Stated exercise
Check every line below for the word "icon" and show those that hold it.

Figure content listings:

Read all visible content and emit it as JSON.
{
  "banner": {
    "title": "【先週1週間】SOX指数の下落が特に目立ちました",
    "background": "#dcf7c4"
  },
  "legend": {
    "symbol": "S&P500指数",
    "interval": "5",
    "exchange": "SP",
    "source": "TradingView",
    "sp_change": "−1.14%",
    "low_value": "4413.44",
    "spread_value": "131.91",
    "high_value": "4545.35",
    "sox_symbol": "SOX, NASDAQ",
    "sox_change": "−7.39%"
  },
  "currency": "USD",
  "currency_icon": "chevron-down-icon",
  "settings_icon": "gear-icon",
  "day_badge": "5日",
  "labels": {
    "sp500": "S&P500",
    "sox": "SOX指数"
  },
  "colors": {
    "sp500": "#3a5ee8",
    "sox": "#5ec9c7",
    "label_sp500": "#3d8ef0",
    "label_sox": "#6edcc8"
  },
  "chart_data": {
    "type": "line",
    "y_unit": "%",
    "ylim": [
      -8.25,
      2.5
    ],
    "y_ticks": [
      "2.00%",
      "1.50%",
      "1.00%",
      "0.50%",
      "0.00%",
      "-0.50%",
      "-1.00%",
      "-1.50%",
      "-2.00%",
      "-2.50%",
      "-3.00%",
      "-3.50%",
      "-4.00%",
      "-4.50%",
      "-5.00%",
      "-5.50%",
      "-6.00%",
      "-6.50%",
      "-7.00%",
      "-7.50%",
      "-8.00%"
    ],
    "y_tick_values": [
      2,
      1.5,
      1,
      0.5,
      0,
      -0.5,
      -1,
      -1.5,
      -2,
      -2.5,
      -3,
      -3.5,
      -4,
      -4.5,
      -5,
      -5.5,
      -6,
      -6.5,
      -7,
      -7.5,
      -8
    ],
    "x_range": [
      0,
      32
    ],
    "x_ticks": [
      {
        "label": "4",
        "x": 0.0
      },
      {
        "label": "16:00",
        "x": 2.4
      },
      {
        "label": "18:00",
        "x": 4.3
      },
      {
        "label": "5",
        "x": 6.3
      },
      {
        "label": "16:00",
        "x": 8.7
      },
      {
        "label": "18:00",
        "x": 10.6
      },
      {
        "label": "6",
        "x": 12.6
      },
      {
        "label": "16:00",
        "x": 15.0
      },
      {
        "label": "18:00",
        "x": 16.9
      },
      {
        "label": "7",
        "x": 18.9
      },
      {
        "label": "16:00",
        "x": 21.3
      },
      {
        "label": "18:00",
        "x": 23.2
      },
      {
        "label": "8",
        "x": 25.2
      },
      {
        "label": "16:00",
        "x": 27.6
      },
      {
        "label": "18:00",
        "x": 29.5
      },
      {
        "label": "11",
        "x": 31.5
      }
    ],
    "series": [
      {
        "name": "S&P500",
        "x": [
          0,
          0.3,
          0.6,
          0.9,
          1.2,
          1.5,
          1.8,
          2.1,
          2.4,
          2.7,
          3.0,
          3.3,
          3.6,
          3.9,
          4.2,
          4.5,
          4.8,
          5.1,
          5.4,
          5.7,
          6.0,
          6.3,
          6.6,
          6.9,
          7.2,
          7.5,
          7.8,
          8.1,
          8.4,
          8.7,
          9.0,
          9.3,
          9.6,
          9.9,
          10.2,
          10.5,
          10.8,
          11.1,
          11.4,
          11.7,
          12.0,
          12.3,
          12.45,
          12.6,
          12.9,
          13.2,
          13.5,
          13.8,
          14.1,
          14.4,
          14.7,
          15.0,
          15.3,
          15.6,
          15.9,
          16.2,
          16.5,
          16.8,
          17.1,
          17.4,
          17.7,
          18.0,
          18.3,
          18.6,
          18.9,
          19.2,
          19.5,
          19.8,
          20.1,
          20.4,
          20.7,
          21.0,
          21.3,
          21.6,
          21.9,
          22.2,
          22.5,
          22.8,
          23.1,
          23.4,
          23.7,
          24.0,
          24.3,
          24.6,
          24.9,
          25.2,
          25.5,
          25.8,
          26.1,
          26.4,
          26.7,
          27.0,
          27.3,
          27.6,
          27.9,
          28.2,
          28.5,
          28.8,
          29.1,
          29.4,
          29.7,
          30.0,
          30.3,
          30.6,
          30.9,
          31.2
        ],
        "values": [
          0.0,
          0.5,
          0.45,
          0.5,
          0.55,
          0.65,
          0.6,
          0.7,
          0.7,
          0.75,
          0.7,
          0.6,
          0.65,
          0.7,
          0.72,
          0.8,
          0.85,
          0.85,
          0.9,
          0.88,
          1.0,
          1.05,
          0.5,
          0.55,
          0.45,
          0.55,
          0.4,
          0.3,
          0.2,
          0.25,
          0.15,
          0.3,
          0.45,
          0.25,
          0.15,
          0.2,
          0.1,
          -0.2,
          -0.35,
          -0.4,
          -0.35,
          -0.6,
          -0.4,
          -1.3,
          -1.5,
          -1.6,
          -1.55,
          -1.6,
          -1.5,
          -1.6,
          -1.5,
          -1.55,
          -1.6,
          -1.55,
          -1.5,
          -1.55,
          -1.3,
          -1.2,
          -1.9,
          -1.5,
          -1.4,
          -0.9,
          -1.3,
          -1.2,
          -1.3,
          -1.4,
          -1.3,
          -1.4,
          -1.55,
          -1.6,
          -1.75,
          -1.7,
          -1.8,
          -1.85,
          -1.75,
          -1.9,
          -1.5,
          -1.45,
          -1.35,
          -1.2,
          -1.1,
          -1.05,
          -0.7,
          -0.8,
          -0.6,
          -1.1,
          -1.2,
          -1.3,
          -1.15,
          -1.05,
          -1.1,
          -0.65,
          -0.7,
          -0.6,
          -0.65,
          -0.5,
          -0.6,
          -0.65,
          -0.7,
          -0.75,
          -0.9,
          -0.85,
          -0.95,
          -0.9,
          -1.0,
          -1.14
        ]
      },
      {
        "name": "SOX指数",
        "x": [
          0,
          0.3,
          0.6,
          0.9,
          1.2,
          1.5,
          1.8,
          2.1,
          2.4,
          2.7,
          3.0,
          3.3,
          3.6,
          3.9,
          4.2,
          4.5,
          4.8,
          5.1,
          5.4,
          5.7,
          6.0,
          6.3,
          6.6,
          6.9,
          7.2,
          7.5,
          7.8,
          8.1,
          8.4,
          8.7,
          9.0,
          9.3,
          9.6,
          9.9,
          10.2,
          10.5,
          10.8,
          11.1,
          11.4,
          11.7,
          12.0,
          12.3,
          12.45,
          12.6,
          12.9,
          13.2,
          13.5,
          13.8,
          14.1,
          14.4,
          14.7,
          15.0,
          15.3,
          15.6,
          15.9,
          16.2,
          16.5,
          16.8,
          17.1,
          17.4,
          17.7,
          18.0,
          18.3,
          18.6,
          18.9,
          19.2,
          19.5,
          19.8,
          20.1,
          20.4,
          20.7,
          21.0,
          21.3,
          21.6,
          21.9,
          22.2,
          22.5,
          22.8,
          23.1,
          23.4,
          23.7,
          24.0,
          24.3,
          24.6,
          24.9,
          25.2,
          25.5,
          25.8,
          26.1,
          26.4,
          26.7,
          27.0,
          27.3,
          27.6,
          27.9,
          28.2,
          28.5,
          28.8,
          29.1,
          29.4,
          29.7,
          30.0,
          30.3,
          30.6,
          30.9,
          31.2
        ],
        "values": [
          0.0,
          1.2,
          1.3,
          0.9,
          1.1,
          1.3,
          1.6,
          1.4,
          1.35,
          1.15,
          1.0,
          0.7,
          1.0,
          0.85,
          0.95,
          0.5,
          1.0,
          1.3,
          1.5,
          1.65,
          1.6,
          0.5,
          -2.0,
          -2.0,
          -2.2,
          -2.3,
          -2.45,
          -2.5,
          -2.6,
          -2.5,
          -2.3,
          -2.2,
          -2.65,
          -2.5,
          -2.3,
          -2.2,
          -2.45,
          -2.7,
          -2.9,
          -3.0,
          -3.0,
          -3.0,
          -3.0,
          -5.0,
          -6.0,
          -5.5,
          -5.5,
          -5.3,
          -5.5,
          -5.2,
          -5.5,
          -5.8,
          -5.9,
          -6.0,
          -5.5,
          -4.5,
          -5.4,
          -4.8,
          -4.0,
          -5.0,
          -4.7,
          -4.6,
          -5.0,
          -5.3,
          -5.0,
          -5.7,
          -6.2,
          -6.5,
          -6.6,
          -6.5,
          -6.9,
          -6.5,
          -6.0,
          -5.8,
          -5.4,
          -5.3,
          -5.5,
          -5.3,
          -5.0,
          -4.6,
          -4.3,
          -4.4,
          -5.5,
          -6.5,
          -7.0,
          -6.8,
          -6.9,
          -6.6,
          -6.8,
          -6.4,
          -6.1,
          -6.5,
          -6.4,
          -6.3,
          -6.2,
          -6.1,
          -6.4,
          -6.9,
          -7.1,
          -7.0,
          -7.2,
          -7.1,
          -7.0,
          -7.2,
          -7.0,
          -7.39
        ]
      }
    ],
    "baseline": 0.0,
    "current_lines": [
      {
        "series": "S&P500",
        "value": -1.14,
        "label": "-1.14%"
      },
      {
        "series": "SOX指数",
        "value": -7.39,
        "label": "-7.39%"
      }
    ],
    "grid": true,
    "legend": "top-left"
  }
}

Completed task
  "currency_icon": "chevron-down-icon",
  "settings_icon": "gear-icon",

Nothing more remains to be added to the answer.